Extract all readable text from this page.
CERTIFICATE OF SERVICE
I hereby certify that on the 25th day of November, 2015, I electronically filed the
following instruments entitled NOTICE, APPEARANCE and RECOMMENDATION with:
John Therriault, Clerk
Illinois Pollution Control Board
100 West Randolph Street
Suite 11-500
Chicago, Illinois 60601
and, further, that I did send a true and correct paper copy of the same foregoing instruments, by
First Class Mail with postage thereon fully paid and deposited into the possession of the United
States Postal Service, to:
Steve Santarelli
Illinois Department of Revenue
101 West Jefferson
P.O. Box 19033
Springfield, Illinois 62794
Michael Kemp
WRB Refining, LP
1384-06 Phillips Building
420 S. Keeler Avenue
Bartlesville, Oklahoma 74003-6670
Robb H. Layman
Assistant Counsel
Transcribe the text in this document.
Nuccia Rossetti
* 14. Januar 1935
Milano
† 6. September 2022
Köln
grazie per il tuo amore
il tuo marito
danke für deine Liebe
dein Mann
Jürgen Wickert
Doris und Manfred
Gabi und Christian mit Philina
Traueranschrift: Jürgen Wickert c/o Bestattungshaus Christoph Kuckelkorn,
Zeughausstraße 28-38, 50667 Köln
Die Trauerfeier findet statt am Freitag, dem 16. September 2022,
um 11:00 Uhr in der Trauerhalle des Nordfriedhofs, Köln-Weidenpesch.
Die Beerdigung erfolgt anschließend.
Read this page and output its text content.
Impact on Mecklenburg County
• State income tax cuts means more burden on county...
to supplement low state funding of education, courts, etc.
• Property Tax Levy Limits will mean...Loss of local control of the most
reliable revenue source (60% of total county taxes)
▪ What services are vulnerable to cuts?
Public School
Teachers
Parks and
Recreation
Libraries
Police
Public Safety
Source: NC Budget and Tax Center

Task details =>
Take the lines above and print them exactly.

Task output =>
Extract all readable text from this page.
CERTIFICATE OF SERVICE
I hereby certify that on the 25th day of November, 2015, I electronically filed the
following instruments entitled NOTICE, APPEARANCE and RECOMMENDATION with:
John Therriault, Clerk
Illinois Pollution Control Board
100 West Randolph Street
Suite 11-500
Chicago, Illinois 60601
and, further, that I did send a true and correct paper copy of the same foregoing instruments, by
First Class Mail with postage thereon fully paid and deposited into the possession of the United
States Postal Service, to:
Steve Santarelli
Illinois Department of Revenue
101 West Jefferson
P.O. Box 19033
Springfield, Illinois 62794
Michael Kemp
WRB Refining, LP
1384-06 Phillips Building
420 S. Keeler Avenue
Bartlesville, Oklahoma 74003-6670
Robb H. Layman
Assistant Counsel
Transcribe the text in this document.
Nuccia Rossetti
* 14. Januar 1935
Milano
† 6. September 2022
Köln
grazie per il tuo amore
il tuo marito
danke für deine Liebe
dein Mann
Jürgen Wickert
Doris und Manfred
Gabi und Christian mit Philina
Traueranschrift: Jürgen Wickert c/o Bestattungshaus Christoph Kuckelkorn,
Zeughausstraße 28-38, 50667 Köln
Die Trauerfeier findet statt am Freitag, dem 16. September 2022,
um 11:00 Uhr in der Trauerhalle des Nordfriedhofs, Köln-Weidenpesch.
Die Beerdigung erfolgt anschließend.
Read this page and output its text content.
Impact on Mecklenburg County
• State income tax cuts means more burden on county...
to supplement low state funding of education, courts, etc.
• Property Tax Levy Limits will mean...Loss of local control of the most
reliable revenue source (60% of total county taxes)
▪ What services are vulnerable to cuts?
Public School
Teachers
Parks and
Recreation
Libraries
Police
Public Safety
Source: NC Budget and Tax Center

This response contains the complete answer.